> **Your goal**
Print the complete set of entries exactly.

(Collected data)
+ + +

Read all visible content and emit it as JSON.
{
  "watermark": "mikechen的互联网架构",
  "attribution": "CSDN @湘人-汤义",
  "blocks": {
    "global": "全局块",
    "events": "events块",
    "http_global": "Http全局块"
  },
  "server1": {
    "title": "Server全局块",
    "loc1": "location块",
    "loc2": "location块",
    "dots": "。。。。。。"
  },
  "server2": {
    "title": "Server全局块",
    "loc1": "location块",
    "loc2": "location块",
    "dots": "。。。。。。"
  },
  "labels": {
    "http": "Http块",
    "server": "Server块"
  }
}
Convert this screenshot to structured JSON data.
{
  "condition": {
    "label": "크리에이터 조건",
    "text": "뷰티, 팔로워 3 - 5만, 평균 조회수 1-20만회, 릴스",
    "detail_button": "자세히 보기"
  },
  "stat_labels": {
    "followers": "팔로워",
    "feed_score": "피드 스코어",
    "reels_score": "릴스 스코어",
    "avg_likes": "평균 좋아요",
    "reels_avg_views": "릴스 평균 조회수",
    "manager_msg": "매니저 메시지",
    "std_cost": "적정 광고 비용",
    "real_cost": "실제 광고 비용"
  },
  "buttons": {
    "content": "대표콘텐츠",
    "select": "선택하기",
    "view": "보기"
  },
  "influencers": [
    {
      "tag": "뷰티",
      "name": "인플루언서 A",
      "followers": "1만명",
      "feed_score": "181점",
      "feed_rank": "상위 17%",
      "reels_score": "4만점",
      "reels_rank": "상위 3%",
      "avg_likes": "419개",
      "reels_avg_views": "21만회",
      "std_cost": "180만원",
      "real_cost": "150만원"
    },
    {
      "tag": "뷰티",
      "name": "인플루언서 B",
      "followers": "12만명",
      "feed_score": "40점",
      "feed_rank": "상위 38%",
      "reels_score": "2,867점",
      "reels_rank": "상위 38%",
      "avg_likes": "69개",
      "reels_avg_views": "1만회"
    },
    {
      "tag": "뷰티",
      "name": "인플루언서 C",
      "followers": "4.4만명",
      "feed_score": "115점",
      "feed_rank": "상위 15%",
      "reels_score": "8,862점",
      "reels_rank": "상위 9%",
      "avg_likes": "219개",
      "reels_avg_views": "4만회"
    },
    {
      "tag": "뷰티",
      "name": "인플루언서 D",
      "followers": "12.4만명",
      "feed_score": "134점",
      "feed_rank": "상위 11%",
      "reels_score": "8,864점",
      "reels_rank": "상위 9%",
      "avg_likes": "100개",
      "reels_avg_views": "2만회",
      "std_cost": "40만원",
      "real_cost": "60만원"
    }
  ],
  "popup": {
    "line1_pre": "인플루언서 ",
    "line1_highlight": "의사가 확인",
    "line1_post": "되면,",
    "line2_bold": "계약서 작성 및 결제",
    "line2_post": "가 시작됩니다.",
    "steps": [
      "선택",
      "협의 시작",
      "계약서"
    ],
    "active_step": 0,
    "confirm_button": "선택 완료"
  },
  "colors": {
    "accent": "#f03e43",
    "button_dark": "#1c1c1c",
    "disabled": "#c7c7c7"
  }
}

+ + +

> **Exercise solution**
Read all visible content and emit it as JSON.
{
  "watermark": "mikechen的互联网架构",
  "attribution": "CSDN @湘人-汤义",
  "blocks": {
    "global": "全局块",
    "events": "events块",
    "http_global": "Http全局块"
  },
  "server1": {
    "title": "Server全局块",
    "loc1": "location块",
    "loc2": "location块",
    "dots": "。。。。。。"
  },
  "server2": {
    "title": "Server全局块",
    "loc1": "location块",
    "loc2": "location块",
    "dots": "。。。。。。"
  },
  "labels": {
    "http": "Http块",
    "server": "Server块"
  }
}
Convert this screenshot to structured JSON data.
{
  "condition": {
    "label": "크리에이터 조건",
    "text": "뷰티, 팔로워 3 - 5만, 평균 조회수 1-20만회, 릴스",
    "detail_button": "자세히 보기"
  },
  "stat_labels": {
    "followers": "팔로워",
    "feed_score": "피드 스코어",
    "reels_score": "릴스 스코어",
    "avg_likes": "평균 좋아요",
    "reels_avg_views": "릴스 평균 조회수",
    "manager_msg": "매니저 메시지",
    "std_cost": "적정 광고 비용",
    "real_cost": "실제 광고 비용"
  },
  "buttons": {
    "content": "대표콘텐츠",
    "select": "선택하기",
    "view": "보기"
  },
  "influencers": [
    {
      "tag": "뷰티",
      "name": "인플루언서 A",
      "followers": "1만명",
      "feed_score": "181점",
      "feed_rank": "상위 17%",
      "reels_score": "4만점",
      "reels_rank": "상위 3%",
      "avg_likes": "419개",
      "reels_avg_views": "21만회",
      "std_cost": "180만원",
      "real_cost": "150만원"
    },
    {
      "tag": "뷰티",
      "name": "인플루언서 B",
      "followers": "12만명",
      "feed_score": "40점",
      "feed_rank": "상위 38%",
      "reels_score": "2,867점",
      "reels_rank": "상위 38%",
      "avg_likes": "69개",
      "reels_avg_views": "1만회"
    },
    {
      "tag": "뷰티",
      "name": "인플루언서 C",
      "followers": "4.4만명",
      "feed_score": "115점",
      "feed_rank": "상위 15%",
      "reels_score": "8,862점",
      "reels_rank": "상위 9%",
      "avg_likes": "219개",
      "reels_avg_views": "4만회"
    },
    {
      "tag": "뷰티",
      "name": "인플루언서 D",
      "followers": "12.4만명",
      "feed_score": "134점",
      "feed_rank": "상위 11%",
      "reels_score": "8,864점",
      "reels_rank": "상위 9%",
      "avg_likes": "100개",
      "reels_avg_views": "2만회",
      "std_cost": "40만원",
      "real_cost": "60만원"
    }
  ],
  "popup": {
    "line1_pre": "인플루언서 ",
    "line1_highlight": "의사가 확인",
    "line1_post": "되면,",
    "line2_bold": "계약서 작성 및 결제",
    "line2_post": "가 시작됩니다.",
    "steps": [
      "선택",
      "협의 시작",
      "계약서"
    ],
    "active_step": 0,
    "confirm_button": "선택 완료"
  },
  "colors": {
    "accent": "#f03e43",
    "button_dark": "#1c1c1c",
    "disabled": "#c7c7c7"
  }
}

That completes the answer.